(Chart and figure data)
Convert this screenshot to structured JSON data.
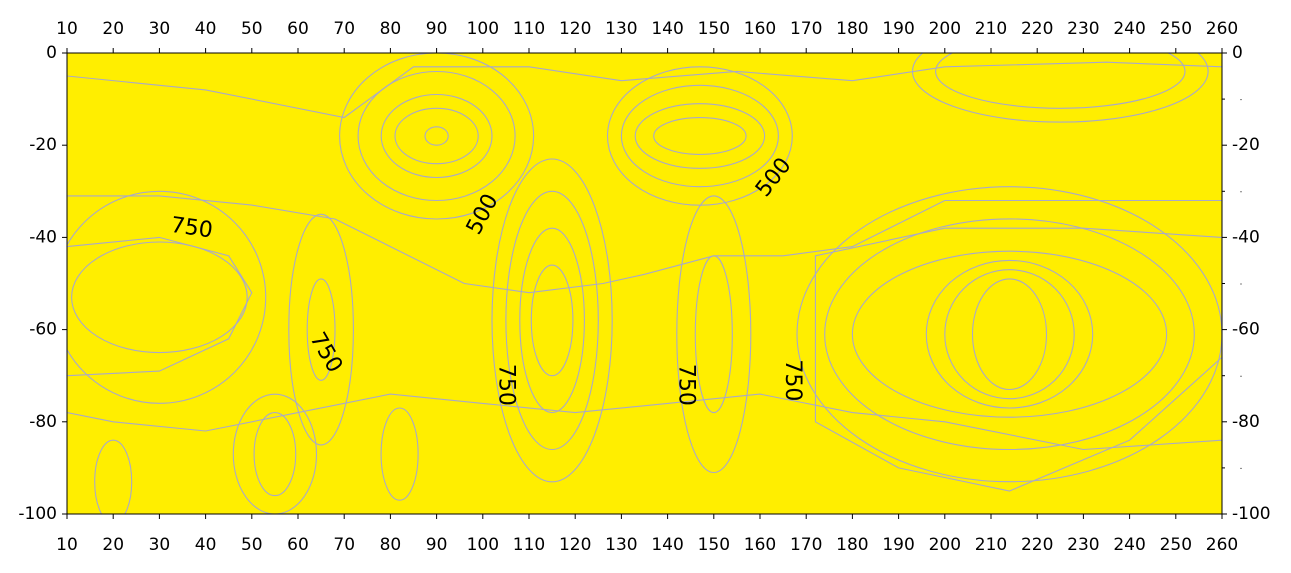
{
  "chart_data": {
    "type": "heatmap",
    "subtype": "filled-contour",
    "title": "",
    "xlabel": "",
    "ylabel": "",
    "xlim": [
      10,
      260
    ],
    "ylim": [
      -100,
      0
    ],
    "x_ticks": [
      10,
      20,
      30,
      40,
      50,
      60,
      70,
      80,
      90,
      100,
      110,
      120,
      130,
      140,
      150,
      160,
      170,
      180,
      190,
      200,
      210,
      220,
      230,
      240,
      250,
      260
    ],
    "y_ticks": [
      0,
      -20,
      -40,
      -60,
      -80,
      -100
    ],
    "x_tick_labels": [
      "10",
      "20",
      "30",
      "40",
      "50",
      "60",
      "70",
      "80",
      "90",
      "100",
      "110",
      "120",
      "130",
      "140",
      "150",
      "160",
      "170",
      "180",
      "190",
      "200",
      "210",
      "220",
      "230",
      "240",
      "250",
      "260"
    ],
    "y_tick_labels": [
      "0",
      "-20",
      "-40",
      "-60",
      "-80",
      "-100"
    ],
    "axes_labeled": [
      "top",
      "bottom",
      "left",
      "right"
    ],
    "grid": false,
    "colors": {
      "deep_blue": "#0000d8",
      "light_blue": "#00aaff",
      "cyan": "#00f0c8",
      "bright_green": "#00ee40",
      "green": "#66ee10",
      "yellow_green": "#b6f200",
      "lime_yellow": "#e6fa00",
      "yellow": "#ffee00",
      "gold": "#ffd000",
      "light_orange": "#ffb600",
      "orange": "#ff9e00",
      "dark_orange": "#ff7400",
      "red_orange": "#ff4a00",
      "red": "#ff2800",
      "contour_line": "#a9a9c8"
    },
    "contour_labels": [
      {
        "text": "750",
        "x": 37,
        "y": -38
      },
      {
        "text": "750",
        "x": 66,
        "y": -65
      },
      {
        "text": "500",
        "x": 100,
        "y": -35
      },
      {
        "text": "750",
        "x": 105,
        "y": -72
      },
      {
        "text": "750",
        "x": 144,
        "y": -72
      },
      {
        "text": "750",
        "x": 167,
        "y": -71
      },
      {
        "text": "500",
        "x": 163,
        "y": -27
      }
    ],
    "features": [
      {
        "kind": "low",
        "x": 90,
        "y": -18,
        "levels": [
          {
            "color": "green",
            "rx": 21,
            "ry": 18
          },
          {
            "color": "bright_green",
            "rx": 17,
            "ry": 14
          },
          {
            "color": "cyan",
            "rx": 12,
            "ry": 9
          },
          {
            "color": "light_blue",
            "rx": 9,
            "ry": 6
          },
          {
            "color": "deep_blue",
            "rx": 2.5,
            "ry": 2
          }
        ]
      },
      {
        "kind": "low",
        "x": 147,
        "y": -18,
        "levels": [
          {
            "color": "green",
            "rx": 20,
            "ry": 15
          },
          {
            "color": "bright_green",
            "rx": 17,
            "ry": 11
          },
          {
            "color": "cyan",
            "rx": 14,
            "ry": 7
          },
          {
            "color": "light_blue",
            "rx": 10,
            "ry": 4
          }
        ]
      },
      {
        "kind": "high",
        "x": 115,
        "y": -58,
        "levels": [
          {
            "color": "gold",
            "rx": 13,
            "ry": 35
          },
          {
            "color": "light_orange",
            "rx": 10,
            "ry": 28
          },
          {
            "color": "orange",
            "rx": 7,
            "ry": 20
          },
          {
            "color": "dark_orange",
            "rx": 4.5,
            "ry": 12
          }
        ]
      },
      {
        "kind": "high",
        "x": 150,
        "y": -61,
        "levels": [
          {
            "color": "gold",
            "rx": 8,
            "ry": 30
          },
          {
            "color": "light_orange",
            "rx": 4,
            "ry": 17
          }
        ]
      },
      {
        "kind": "high",
        "x": 65,
        "y": -60,
        "levels": [
          {
            "color": "gold",
            "rx": 7,
            "ry": 25
          },
          {
            "color": "light_orange",
            "rx": 3,
            "ry": 11
          }
        ]
      },
      {
        "kind": "high",
        "x": 30,
        "y": -53,
        "levels": [
          {
            "color": "gold",
            "rx": 23,
            "ry": 23
          },
          {
            "color": "light_orange",
            "rx": 19,
            "ry": 12
          }
        ]
      },
      {
        "kind": "high",
        "x": 214,
        "y": -61,
        "levels": [
          {
            "color": "gold",
            "rx": 46,
            "ry": 32
          },
          {
            "color": "light_orange",
            "rx": 40,
            "ry": 25
          },
          {
            "color": "orange",
            "rx": 34,
            "ry": 18
          },
          {
            "color": "dark_orange",
            "rx": 18,
            "ry": 16
          },
          {
            "color": "red_orange",
            "rx": 14,
            "ry": 14
          },
          {
            "color": "red",
            "rx": 8,
            "ry": 12
          }
        ]
      },
      {
        "kind": "low",
        "x": 55,
        "y": -87,
        "levels": [
          {
            "color": "lime_yellow",
            "rx": 9,
            "ry": 13
          },
          {
            "color": "yellow_green",
            "rx": 4.5,
            "ry": 9
          }
        ]
      },
      {
        "kind": "low",
        "x": 20,
        "y": -93,
        "levels": [
          {
            "color": "lime_yellow",
            "rx": 4,
            "ry": 9
          }
        ]
      },
      {
        "kind": "low",
        "x": 82,
        "y": -87,
        "levels": [
          {
            "color": "lime_yellow",
            "rx": 4,
            "ry": 10
          }
        ]
      },
      {
        "kind": "low",
        "x": 225,
        "y": -4,
        "levels": [
          {
            "color": "lime_yellow",
            "rx": 32,
            "ry": 11
          },
          {
            "color": "yellow_green",
            "rx": 27,
            "ry": 8
          }
        ]
      }
    ]
  }
}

● EXERCISE DESCRIPTION:
Each record should be quoted exactly, with the images omitted.

● ANSWER TO THIS EXERCISE:
Convert this screenshot to structured JSON data.
{
  "chart_data": {
    "type": "heatmap",
    "subtype": "filled-contour",
    "title": "",
    "xlabel": "",
    "ylabel": "",
    "xlim": [
      10,
      260
    ],
    "ylim": [
      -100,
      0
    ],
    "x_ticks": [
      10,
      20,
      30,
      40,
      50,
      60,
      70,
      80,
      90,
      100,
      110,
      120,
      130,
      140,
      150,
      160,
      170,
      180,
      190,
      200,
      210,
      220,
      230,
      240,
      250,
      260
    ],
    "y_ticks": [
      0,
      -20,
      -40,
      -60,
      -80,
      -100
    ],
    "x_tick_labels": [
      "10",
      "20",
      "30",
      "40",
      "50",
      "60",
      "70",
      "80",
      "90",
      "100",
      "110",
      "120",
      "130",
      "140",
      "150",
      "160",
      "170",
      "180",
      "190",
      "200",
      "210",
      "220",
      "230",
      "240",
      "250",
      "260"
    ],
    "y_tick_labels": [
      "0",
      "-20",
      "-40",
      "-60",
      "-80",
      "-100"
    ],
    "axes_labeled": [
      "top",
      "bottom",
      "left",
      "right"
    ],
    "grid": false,
    "colors": {
      "deep_blue": "#0000d8",
      "light_blue": "#00aaff",
      "cyan": "#00f0c8",
      "bright_green": "#00ee40",
      "green": "#66ee10",
      "yellow_green": "#b6f200",
      "lime_yellow": "#e6fa00",
      "yellow": "#ffee00",
      "gold": "#ffd000",
      "light_orange": "#ffb600",
      "orange": "#ff9e00",
      "dark_orange": "#ff7400",
      "red_orange": "#ff4a00",
      "red": "#ff2800",
      "contour_line": "#a9a9c8"
    },
    "contour_labels": [
      {
        "text": "750",
        "x": 37,
        "y": -38
      },
      {
        "text": "750",
        "x": 66,
        "y": -65
      },
      {
        "text": "500",
        "x": 100,
        "y": -35
      },
      {
        "text": "750",
        "x": 105,
        "y": -72
      },
      {
        "text": "750",
        "x": 144,
        "y": -72
      },
      {
        "text": "750",
        "x": 167,
        "y": -71
      },
      {
        "text": "500",
        "x": 163,
        "y": -27
      }
    ],
    "features": [
      {
        "kind": "low",
        "x": 90,
        "y": -18,
        "levels": [
          {
            "color": "green",
            "rx": 21,
            "ry": 18
          },
          {
            "color": "bright_green",
            "rx": 17,
            "ry": 14
          },
          {
            "color": "cyan",
            "rx": 12,
            "ry": 9
          },
          {
            "color": "light_blue",
            "rx": 9,
            "ry": 6
          },
          {
            "color": "deep_blue",
            "rx": 2.5,
            "ry": 2
          }
        ]
      },
      {
        "kind": "low",
        "x": 147,
        "y": -18,
        "levels": [
          {
            "color": "green",
            "rx": 20,
            "ry": 15
          },
          {
            "color": "bright_green",
            "rx": 17,
            "ry": 11
          },
          {
            "color": "cyan",
            "rx": 14,
            "ry": 7
          },
          {
            "color": "light_blue",
            "rx": 10,
            "ry": 4
          }
        ]
      },
      {
        "kind": "high",
        "x": 115,
        "y": -58,
        "levels": [
          {
            "color": "gold",
            "rx": 13,
            "ry": 35
          },
          {
            "color": "light_orange",
            "rx": 10,
            "ry": 28
          },
          {
            "color": "orange",
            "rx": 7,
            "ry": 20
          },
          {
            "color": "dark_orange",
            "rx": 4.5,
            "ry": 12
          }
        ]
      },
      {
        "kind": "high",
        "x": 150,
        "y": -61,
        "levels": [
          {
            "color": "gold",
            "rx": 8,
            "ry": 30
          },
          {
            "color": "light_orange",
            "rx": 4,
            "ry": 17
          }
        ]
      },
      {
        "kind": "high",
        "x": 65,
        "y": -60,
        "levels": [
          {
            "color": "gold",
            "rx": 7,
            "ry": 25
          },
          {
            "color": "light_orange",
            "rx": 3,
            "ry": 11
          }
        ]
      },
      {
        "kind": "high",
        "x": 30,
        "y": -53,
        "levels": [
          {
            "color": "gold",
            "rx": 23,
            "ry": 23
          },
          {
            "color": "light_orange",
            "rx": 19,
            "ry": 12
          }
        ]
      },
      {
        "kind": "high",
        "x": 214,
        "y": -61,
        "levels": [
          {
            "color": "gold",
            "rx": 46,
            "ry": 32
          },
          {
            "color": "light_orange",
            "rx": 40,
            "ry": 25
          },
          {
            "color": "orange",
            "rx": 34,
            "ry": 18
          },
          {
            "color": "dark_orange",
            "rx": 18,
            "ry": 16
          },
          {
            "color": "red_orange",
            "rx": 14,
            "ry": 14
          },
          {
            "color": "red",
            "rx": 8,
            "ry": 12
          }
        ]
      },
      {
        "kind": "low",
        "x": 55,
        "y": -87,
        "levels": [
          {
            "color": "lime_yellow",
            "rx": 9,
            "ry": 13
          },
          {
            "color": "yellow_green",
            "rx": 4.5,
            "ry": 9
          }
        ]
      },
      {
        "kind": "low",
        "x": 20,
        "y": -93,
        "levels": [
          {
            "color": "lime_yellow",
            "rx": 4,
            "ry": 9
          }
        ]
      },
      {
        "kind": "low",
        "x": 82,
        "y": -87,
        "levels": [
          {
            "color": "lime_yellow",
            "rx": 4,
            "ry": 10
          }
        ]
      },
      {
        "kind": "low",
        "x": 225,
        "y": -4,
        "levels": [
          {
            "color": "lime_yellow",
            "rx": 32,
            "ry": 11
          },
          {
            "color": "yellow_green",
            "rx": 27,
            "ry": 8
          }
        ]
      }
    ]
  }
}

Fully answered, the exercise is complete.